## start

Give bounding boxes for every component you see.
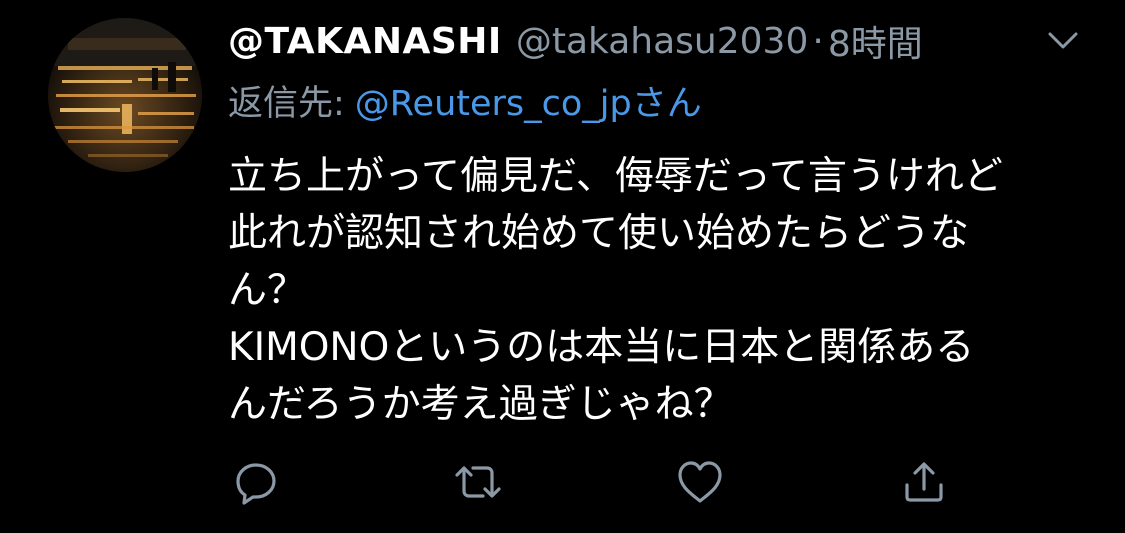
comment-icon [236,463,276,505]
chevron-down-icon [1048,32,1078,49]
tweet-text-line: KIMONOというのは本当に日本と関係ある [228,325,975,370]
separator-dot: · [812,20,824,62]
tweet-text-line: 立ち上がって偏見だ、侮辱だって言うけれど [228,154,1003,199]
heart-icon [678,461,722,503]
tweet-text-line: ん？ [228,268,307,313]
like-button[interactable] [670,452,730,512]
share-button[interactable] [894,452,954,512]
avatar-image [48,18,202,172]
share-icon [905,462,943,502]
tweet-header: @TAKANASHI @takahasu2030 · 8時間 [228,16,923,66]
avatar[interactable] [48,18,202,172]
retweet-button[interactable] [448,452,508,512]
more-options-button[interactable] [1040,24,1086,58]
reply-context: 返信先: @Reuters_co_jpさん [228,76,702,124]
tweet-text-line: 此れが認知され始めて使い始めたらどうな [228,211,970,256]
user-handle[interactable]: @takahasu2030 [516,21,809,62]
reply-button[interactable] [226,452,286,512]
reply-to-handle-link[interactable]: @Reuters_co_jpさん [355,75,702,126]
timestamp[interactable]: 8時間 [828,15,923,67]
reply-to-label: 返信先: [228,83,345,124]
tweet[interactable]: @TAKANASHI @takahasu2030 · 8時間 返信先: @Reu… [0,0,1125,533]
tweet-text-line: んだろうか考え過ぎじゃね？ [228,382,733,427]
retweet-icon [455,466,501,498]
tweet-actions [0,452,1125,512]
display-name[interactable]: @TAKANASHI [228,21,502,62]
tweet-text: 立ち上がって偏見だ、侮辱だって言うけれど 此れが認知され始めて使い始めたらどうな… [228,148,1078,433]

## end

Reproduce every one of the rows above verbatim, omitting the picture.

Give bounding boxes for every component you see.
comment-icon [236,463,276,505]
chevron-down-icon [1048,32,1078,49]
tweet-text-line: KIMONOというのは本当に日本と関係ある [228,325,975,370]
separator-dot: · [812,20,824,62]
tweet-text-line: 立ち上がって偏見だ、侮辱だって言うけれど [228,154,1003,199]
heart-icon [678,461,722,503]
tweet-text-line: ん？ [228,268,307,313]
like-button[interactable] [670,452,730,512]
share-button[interactable] [894,452,954,512]
avatar-image [48,18,202,172]
share-icon [905,462,943,502]
tweet-header: @TAKANASHI @takahasu2030 · 8時間 [228,16,923,66]
avatar[interactable] [48,18,202,172]
retweet-button[interactable] [448,452,508,512]
more-options-button[interactable] [1040,24,1086,58]
reply-context: 返信先: @Reuters_co_jpさん [228,76,702,124]
tweet-text-line: 此れが認知され始めて使い始めたらどうな [228,211,970,256]
user-handle[interactable]: @takahasu2030 [516,21,809,62]
reply-button[interactable] [226,452,286,512]
reply-to-handle-link[interactable]: @Reuters_co_jpさん [355,75,702,126]
timestamp[interactable]: 8時間 [828,15,923,67]
reply-to-label: 返信先: [228,83,345,124]
tweet[interactable]: @TAKANASHI @takahasu2030 · 8時間 返信先: @Reu… [0,0,1125,533]
tweet-text-line: んだろうか考え過ぎじゃね？ [228,382,733,427]
retweet-icon [455,466,501,498]
tweet-actions [0,452,1125,512]
display-name[interactable]: @TAKANASHI [228,21,502,62]
tweet-text: 立ち上がって偏見だ、侮辱だって言うけれど 此れが認知され始めて使い始めたらどうな… [228,148,1078,433]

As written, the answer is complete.